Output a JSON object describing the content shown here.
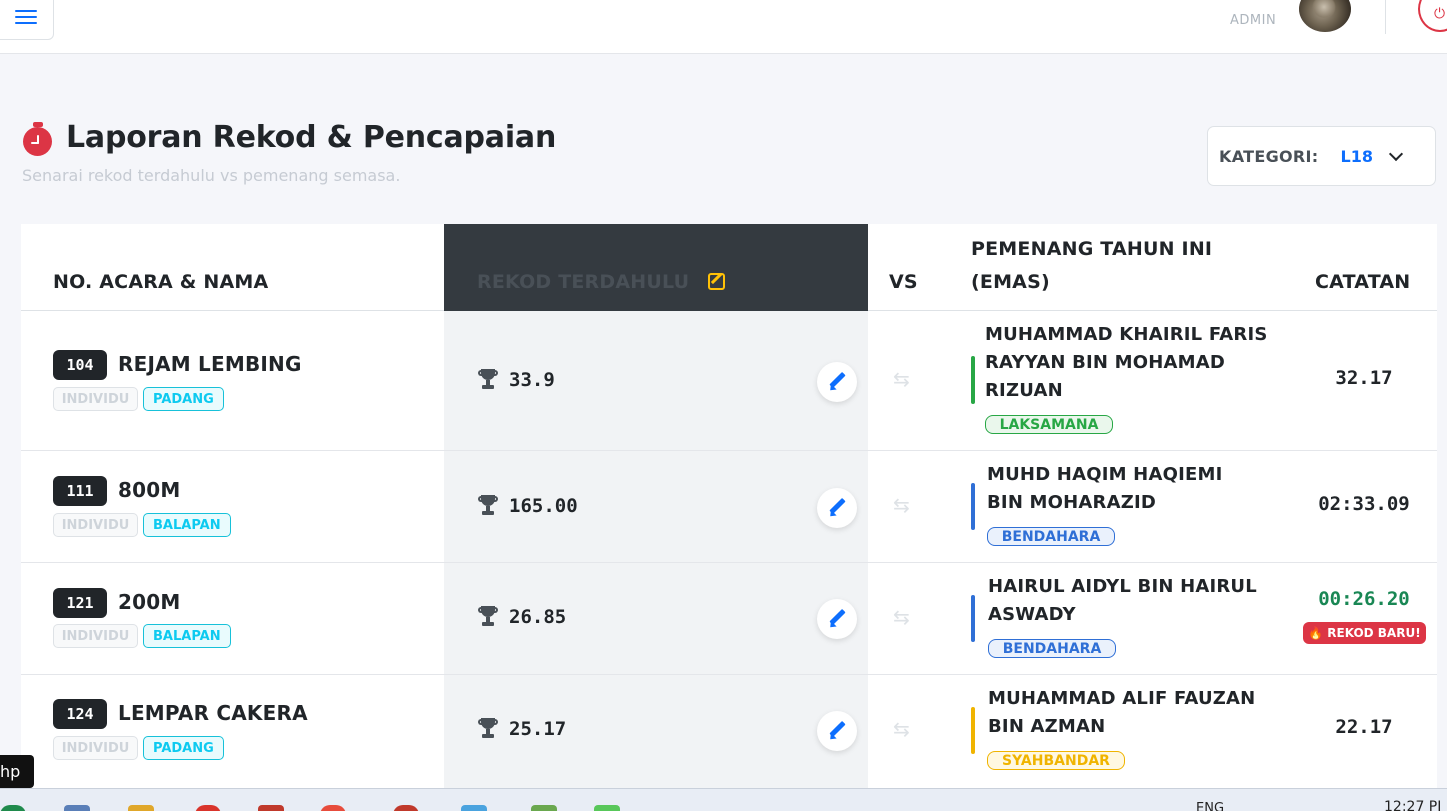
{
  "topbar": {
    "admin_label": "ADMIN"
  },
  "header": {
    "title": "Laporan Rekod & Pencapaian",
    "subtitle": "Senarai rekod terdahulu vs pemenang semasa.",
    "kategori_label": "KATEGORI:",
    "kategori_value": "L18"
  },
  "table": {
    "columns": {
      "event": "NO. ACARA & NAMA",
      "record": "REKOD TERDAHULU",
      "vs": "VS",
      "winner_line1": "PEMENANG TAHUN INI",
      "winner_line2": "(EMAS)",
      "note": "CATATAN"
    },
    "rows": [
      {
        "no": "104",
        "name": "REJAM LEMBING",
        "type": "INDIVIDU",
        "category": "PADANG",
        "record": "33.9",
        "winner": "MUHAMMAD KHAIRIL FARIS RAYYAN BIN MOHAMAD RIZUAN",
        "team": "LAKSAMANA",
        "team_color": "#28a745",
        "team_bg": "#eaf7ec",
        "result": "32.17",
        "new_record": ""
      },
      {
        "no": "111",
        "name": "800M",
        "type": "INDIVIDU",
        "category": "BALAPAN",
        "record": "165.00",
        "winner": "MUHD HAQIM HAQIEMI BIN MOHARAZID",
        "team": "BENDAHARA",
        "team_color": "#2f6fd6",
        "team_bg": "#eaf1fc",
        "result": "02:33.09",
        "new_record": ""
      },
      {
        "no": "121",
        "name": "200M",
        "type": "INDIVIDU",
        "category": "BALAPAN",
        "record": "26.85",
        "winner": "HAIRUL AIDYL BIN HAIRUL ASWADY",
        "team": "BENDAHARA",
        "team_color": "#2f6fd6",
        "team_bg": "#eaf1fc",
        "result": "00:26.20",
        "new_record": "REKOD BARU!"
      },
      {
        "no": "124",
        "name": "LEMPAR CAKERA",
        "type": "INDIVIDU",
        "category": "PADANG",
        "record": "25.17",
        "winner": "MUHAMMAD ALIF FAUZAN BIN AZMAN",
        "team": "SYAHBANDAR",
        "team_color": "#f0b400",
        "team_bg": "#fff8e1",
        "result": "22.17",
        "new_record": ""
      }
    ]
  },
  "tooltip_text": "hp",
  "taskbar": {
    "lang": "ENG",
    "time": "12:27 PI"
  },
  "colors": {
    "accent": "#0d6efd",
    "danger": "#dc3545",
    "success_result": "#198754",
    "dark_header": "#343a40"
  }
}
______
* _Task instructions_: Transcribe the preceding listing in its entirety and with exact wording, leaving out pictures.

* _Result_:
Output a JSON object describing the content shown here.
{
  "topbar": {
    "admin_label": "ADMIN"
  },
  "header": {
    "title": "Laporan Rekod & Pencapaian",
    "subtitle": "Senarai rekod terdahulu vs pemenang semasa.",
    "kategori_label": "KATEGORI:",
    "kategori_value": "L18"
  },
  "table": {
    "columns": {
      "event": "NO. ACARA & NAMA",
      "record": "REKOD TERDAHULU",
      "vs": "VS",
      "winner_line1": "PEMENANG TAHUN INI",
      "winner_line2": "(EMAS)",
      "note": "CATATAN"
    },
    "rows": [
      {
        "no": "104",
        "name": "REJAM LEMBING",
        "type": "INDIVIDU",
        "category": "PADANG",
        "record": "33.9",
        "winner": "MUHAMMAD KHAIRIL FARIS RAYYAN BIN MOHAMAD RIZUAN",
        "team": "LAKSAMANA",
        "team_color": "#28a745",
        "team_bg": "#eaf7ec",
        "result": "32.17",
        "new_record": ""
      },
      {
        "no": "111",
        "name": "800M",
        "type": "INDIVIDU",
        "category": "BALAPAN",
        "record": "165.00",
        "winner": "MUHD HAQIM HAQIEMI BIN MOHARAZID",
        "team": "BENDAHARA",
        "team_color": "#2f6fd6",
        "team_bg": "#eaf1fc",
        "result": "02:33.09",
        "new_record": ""
      },
      {
        "no": "121",
        "name": "200M",
        "type": "INDIVIDU",
        "category": "BALAPAN",
        "record": "26.85",
        "winner": "HAIRUL AIDYL BIN HAIRUL ASWADY",
        "team": "BENDAHARA",
        "team_color": "#2f6fd6",
        "team_bg": "#eaf1fc",
        "result": "00:26.20",
        "new_record": "REKOD BARU!"
      },
      {
        "no": "124",
        "name": "LEMPAR CAKERA",
        "type": "INDIVIDU",
        "category": "PADANG",
        "record": "25.17",
        "winner": "MUHAMMAD ALIF FAUZAN BIN AZMAN",
        "team": "SYAHBANDAR",
        "team_color": "#f0b400",
        "team_bg": "#fff8e1",
        "result": "22.17",
        "new_record": ""
      }
    ]
  },
  "tooltip_text": "hp",
  "taskbar": {
    "lang": "ENG",
    "time": "12:27 PI"
  },
  "colors": {
    "accent": "#0d6efd",
    "danger": "#dc3545",
    "success_result": "#198754",
    "dark_header": "#343a40"
  }
}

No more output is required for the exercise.